***** PROVIDED RECORDS *****

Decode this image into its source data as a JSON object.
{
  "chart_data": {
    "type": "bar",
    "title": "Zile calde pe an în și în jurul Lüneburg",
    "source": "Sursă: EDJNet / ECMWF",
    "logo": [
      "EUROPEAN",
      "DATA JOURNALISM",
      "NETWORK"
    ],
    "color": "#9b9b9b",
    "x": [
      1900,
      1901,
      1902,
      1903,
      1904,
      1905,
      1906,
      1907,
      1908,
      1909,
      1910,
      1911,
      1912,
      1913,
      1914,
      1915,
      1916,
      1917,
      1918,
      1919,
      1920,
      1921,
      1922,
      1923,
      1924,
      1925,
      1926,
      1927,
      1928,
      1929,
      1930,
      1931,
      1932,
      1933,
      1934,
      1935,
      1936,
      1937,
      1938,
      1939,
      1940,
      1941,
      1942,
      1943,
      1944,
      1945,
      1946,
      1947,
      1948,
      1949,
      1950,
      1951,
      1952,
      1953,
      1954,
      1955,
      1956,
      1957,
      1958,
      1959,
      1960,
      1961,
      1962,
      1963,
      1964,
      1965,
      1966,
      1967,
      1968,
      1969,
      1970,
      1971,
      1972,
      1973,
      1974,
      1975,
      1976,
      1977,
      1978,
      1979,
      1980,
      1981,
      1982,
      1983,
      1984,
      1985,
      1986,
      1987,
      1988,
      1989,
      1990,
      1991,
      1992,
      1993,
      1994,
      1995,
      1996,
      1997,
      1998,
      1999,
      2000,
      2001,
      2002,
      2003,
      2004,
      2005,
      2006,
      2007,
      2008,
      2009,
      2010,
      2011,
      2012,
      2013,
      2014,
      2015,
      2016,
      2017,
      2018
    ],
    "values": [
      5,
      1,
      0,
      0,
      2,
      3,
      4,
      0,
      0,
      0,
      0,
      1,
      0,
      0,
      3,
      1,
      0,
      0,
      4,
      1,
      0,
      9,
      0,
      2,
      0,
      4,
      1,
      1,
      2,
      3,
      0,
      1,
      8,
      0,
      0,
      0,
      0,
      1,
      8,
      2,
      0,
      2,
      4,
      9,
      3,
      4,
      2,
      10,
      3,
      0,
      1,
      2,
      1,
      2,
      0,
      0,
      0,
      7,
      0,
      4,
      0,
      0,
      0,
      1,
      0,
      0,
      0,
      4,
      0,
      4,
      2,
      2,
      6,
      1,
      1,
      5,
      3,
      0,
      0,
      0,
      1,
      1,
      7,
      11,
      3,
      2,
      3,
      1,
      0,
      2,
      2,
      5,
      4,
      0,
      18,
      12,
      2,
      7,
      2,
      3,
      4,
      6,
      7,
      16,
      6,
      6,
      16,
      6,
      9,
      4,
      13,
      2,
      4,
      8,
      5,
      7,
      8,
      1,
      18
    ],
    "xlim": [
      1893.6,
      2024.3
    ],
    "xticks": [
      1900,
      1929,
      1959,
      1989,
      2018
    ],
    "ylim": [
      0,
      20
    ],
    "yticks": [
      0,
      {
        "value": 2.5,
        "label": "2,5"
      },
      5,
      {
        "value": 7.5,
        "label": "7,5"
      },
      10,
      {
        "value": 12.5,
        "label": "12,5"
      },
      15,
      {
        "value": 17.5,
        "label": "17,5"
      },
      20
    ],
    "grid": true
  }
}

*****

The records above should be restated word for word, please.

_EXERCISE RESULT_
Decode this image into its source data as a JSON object.
{
  "chart_data": {
    "type": "bar",
    "title": "Zile calde pe an în și în jurul Lüneburg",
    "source": "Sursă: EDJNet / ECMWF",
    "logo": [
      "EUROPEAN",
      "DATA JOURNALISM",
      "NETWORK"
    ],
    "color": "#9b9b9b",
    "x": [
      1900,
      1901,
      1902,
      1903,
      1904,
      1905,
      1906,
      1907,
      1908,
      1909,
      1910,
      1911,
      1912,
      1913,
      1914,
      1915,
      1916,
      1917,
      1918,
      1919,
      1920,
      1921,
      1922,
      1923,
      1924,
      1925,
      1926,
      1927,
      1928,
      1929,
      1930,
      1931,
      1932,
      1933,
      1934,
      1935,
      1936,
      1937,
      1938,
      1939,
      1940,
      1941,
      1942,
      1943,
      1944,
      1945,
      1946,
      1947,
      1948,
      1949,
      1950,
      1951,
      1952,
      1953,
      1954,
      1955,
      1956,
      1957,
      1958,
      1959,
      1960,
      1961,
      1962,
      1963,
      1964,
      1965,
      1966,
      1967,
      1968,
      1969,
      1970,
      1971,
      1972,
      1973,
      1974,
      1975,
      1976,
      1977,
      1978,
      1979,
      1980,
      1981,
      1982,
      1983,
      1984,
      1985,
      1986,
      1987,
      1988,
      1989,
      1990,
      1991,
      1992,
      1993,
      1994,
      1995,
      1996,
      1997,
      1998,
      1999,
      2000,
      2001,
      2002,
      2003,
      2004,
      2005,
      2006,
      2007,
      2008,
      2009,
      2010,
      2011,
      2012,
      2013,
      2014,
      2015,
      2016,
      2017,
      2018
    ],
    "values": [
      5,
      1,
      0,
      0,
      2,
      3,
      4,
      0,
      0,
      0,
      0,
      1,
      0,
      0,
      3,
      1,
      0,
      0,
      4,
      1,
      0,
      9,
      0,
      2,
      0,
      4,
      1,
      1,
      2,
      3,
      0,
      1,
      8,
      0,
      0,
      0,
      0,
      1,
      8,
      2,
      0,
      2,
      4,
      9,
      3,
      4,
      2,
      10,
      3,
      0,
      1,
      2,
      1,
      2,
      0,
      0,
      0,
      7,
      0,
      4,
      0,
      0,
      0,
      1,
      0,
      0,
      0,
      4,
      0,
      4,
      2,
      2,
      6,
      1,
      1,
      5,
      3,
      0,
      0,
      0,
      1,
      1,
      7,
      11,
      3,
      2,
      3,
      1,
      0,
      2,
      2,
      5,
      4,
      0,
      18,
      12,
      2,
      7,
      2,
      3,
      4,
      6,
      7,
      16,
      6,
      6,
      16,
      6,
      9,
      4,
      13,
      2,
      4,
      8,
      5,
      7,
      8,
      1,
      18
    ],
    "xlim": [
      1893.6,
      2024.3
    ],
    "xticks": [
      1900,
      1929,
      1959,
      1989,
      2018
    ],
    "ylim": [
      0,
      20
    ],
    "yticks": [
      0,
      {
        "value": 2.5,
        "label": "2,5"
      },
      5,
      {
        "value": 7.5,
        "label": "7,5"
      },
      10,
      {
        "value": 12.5,
        "label": "12,5"
      },
      15,
      {
        "value": 17.5,
        "label": "17,5"
      },
      20
    ],
    "grid": true
  }
}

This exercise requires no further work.